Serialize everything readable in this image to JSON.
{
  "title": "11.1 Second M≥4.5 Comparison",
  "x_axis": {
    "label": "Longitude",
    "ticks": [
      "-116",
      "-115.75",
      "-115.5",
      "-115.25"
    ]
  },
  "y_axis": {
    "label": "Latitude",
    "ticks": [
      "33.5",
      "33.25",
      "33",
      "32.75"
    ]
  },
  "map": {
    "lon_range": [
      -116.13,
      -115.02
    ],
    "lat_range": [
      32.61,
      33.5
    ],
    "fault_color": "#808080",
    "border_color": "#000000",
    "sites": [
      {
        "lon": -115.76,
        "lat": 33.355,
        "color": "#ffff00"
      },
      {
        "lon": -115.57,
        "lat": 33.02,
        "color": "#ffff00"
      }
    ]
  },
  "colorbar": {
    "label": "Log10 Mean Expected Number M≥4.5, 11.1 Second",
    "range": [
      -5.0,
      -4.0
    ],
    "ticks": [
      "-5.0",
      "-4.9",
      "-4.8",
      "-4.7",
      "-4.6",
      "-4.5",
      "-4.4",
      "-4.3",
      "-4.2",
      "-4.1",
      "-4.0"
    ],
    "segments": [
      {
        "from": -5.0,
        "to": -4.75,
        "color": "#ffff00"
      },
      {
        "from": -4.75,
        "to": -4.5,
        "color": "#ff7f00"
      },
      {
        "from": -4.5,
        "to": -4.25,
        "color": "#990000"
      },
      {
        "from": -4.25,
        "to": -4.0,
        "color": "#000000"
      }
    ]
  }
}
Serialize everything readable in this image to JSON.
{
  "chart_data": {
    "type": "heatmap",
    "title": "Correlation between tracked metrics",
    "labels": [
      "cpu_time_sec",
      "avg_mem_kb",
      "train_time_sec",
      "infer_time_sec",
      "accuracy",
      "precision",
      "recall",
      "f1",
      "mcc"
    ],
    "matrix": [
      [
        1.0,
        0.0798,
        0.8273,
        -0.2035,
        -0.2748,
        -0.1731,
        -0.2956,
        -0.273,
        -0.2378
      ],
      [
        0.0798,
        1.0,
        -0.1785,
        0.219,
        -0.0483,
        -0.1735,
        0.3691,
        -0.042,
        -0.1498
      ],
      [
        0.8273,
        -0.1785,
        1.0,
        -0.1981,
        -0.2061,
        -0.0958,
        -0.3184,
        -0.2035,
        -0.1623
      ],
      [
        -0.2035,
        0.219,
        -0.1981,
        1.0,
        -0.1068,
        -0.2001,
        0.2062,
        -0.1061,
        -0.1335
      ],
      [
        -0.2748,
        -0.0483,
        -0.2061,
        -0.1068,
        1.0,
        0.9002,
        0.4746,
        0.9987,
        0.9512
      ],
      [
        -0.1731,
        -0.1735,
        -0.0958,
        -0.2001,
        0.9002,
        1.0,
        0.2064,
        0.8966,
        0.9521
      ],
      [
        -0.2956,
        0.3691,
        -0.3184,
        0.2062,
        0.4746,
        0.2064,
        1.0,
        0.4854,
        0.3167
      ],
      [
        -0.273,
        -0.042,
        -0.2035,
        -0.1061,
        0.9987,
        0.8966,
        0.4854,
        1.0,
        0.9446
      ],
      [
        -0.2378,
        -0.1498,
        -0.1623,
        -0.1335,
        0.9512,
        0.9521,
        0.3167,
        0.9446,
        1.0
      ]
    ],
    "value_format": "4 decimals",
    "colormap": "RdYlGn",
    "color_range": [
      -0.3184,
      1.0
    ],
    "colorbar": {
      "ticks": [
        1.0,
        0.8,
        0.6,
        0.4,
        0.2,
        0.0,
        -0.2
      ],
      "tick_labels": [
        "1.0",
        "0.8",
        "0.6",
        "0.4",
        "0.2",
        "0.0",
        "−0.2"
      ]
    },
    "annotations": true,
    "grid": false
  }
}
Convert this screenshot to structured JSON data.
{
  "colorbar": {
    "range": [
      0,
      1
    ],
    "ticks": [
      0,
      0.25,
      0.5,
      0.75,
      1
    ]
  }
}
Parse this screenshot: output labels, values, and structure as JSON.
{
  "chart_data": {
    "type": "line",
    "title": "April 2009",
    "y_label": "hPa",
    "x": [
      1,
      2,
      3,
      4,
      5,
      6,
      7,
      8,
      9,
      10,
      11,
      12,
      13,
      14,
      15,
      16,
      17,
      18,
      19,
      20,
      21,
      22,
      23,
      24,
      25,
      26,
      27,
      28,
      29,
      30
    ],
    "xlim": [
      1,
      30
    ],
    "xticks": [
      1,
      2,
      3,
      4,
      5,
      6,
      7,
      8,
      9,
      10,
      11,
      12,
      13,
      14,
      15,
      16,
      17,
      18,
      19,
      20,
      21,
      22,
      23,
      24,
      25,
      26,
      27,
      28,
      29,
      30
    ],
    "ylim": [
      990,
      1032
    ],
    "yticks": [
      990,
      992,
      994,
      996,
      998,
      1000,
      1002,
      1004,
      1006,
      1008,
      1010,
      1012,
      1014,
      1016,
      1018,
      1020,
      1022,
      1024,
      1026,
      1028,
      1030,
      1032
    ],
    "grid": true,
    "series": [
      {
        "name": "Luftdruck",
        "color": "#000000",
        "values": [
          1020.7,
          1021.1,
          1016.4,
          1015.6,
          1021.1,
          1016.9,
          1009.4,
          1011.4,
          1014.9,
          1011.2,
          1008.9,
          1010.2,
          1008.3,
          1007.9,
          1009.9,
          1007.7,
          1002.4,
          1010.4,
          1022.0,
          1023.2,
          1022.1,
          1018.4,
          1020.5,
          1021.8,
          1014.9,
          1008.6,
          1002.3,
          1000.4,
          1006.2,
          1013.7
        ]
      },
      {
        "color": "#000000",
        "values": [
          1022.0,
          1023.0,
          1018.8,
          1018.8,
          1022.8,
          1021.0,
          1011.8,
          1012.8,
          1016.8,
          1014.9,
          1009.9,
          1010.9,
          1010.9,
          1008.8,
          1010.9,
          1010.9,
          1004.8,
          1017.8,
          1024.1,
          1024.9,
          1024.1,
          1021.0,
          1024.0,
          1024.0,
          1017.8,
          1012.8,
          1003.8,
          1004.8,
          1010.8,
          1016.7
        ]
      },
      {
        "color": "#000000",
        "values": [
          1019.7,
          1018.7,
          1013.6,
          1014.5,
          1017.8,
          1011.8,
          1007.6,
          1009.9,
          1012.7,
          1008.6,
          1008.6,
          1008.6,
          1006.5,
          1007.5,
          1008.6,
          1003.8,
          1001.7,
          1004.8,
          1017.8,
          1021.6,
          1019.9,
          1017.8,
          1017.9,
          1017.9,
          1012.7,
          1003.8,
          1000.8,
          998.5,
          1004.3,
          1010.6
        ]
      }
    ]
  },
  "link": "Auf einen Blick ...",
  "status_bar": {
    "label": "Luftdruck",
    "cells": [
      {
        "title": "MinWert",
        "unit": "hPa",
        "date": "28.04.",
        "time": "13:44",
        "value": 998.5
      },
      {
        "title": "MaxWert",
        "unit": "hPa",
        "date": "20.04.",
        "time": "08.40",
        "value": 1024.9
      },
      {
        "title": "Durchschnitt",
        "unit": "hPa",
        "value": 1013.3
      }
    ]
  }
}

▸ **Given problem**:
Each line in the data that holds the string "this" should be found and copied.

▸ **Written solution**:
Serialize everything readable in this image to JSON.
Serialize everything readable in this image to JSON.
Convert this screenshot to structured JSON data.
Parse this screenshot: output labels, values, and structure as JSON.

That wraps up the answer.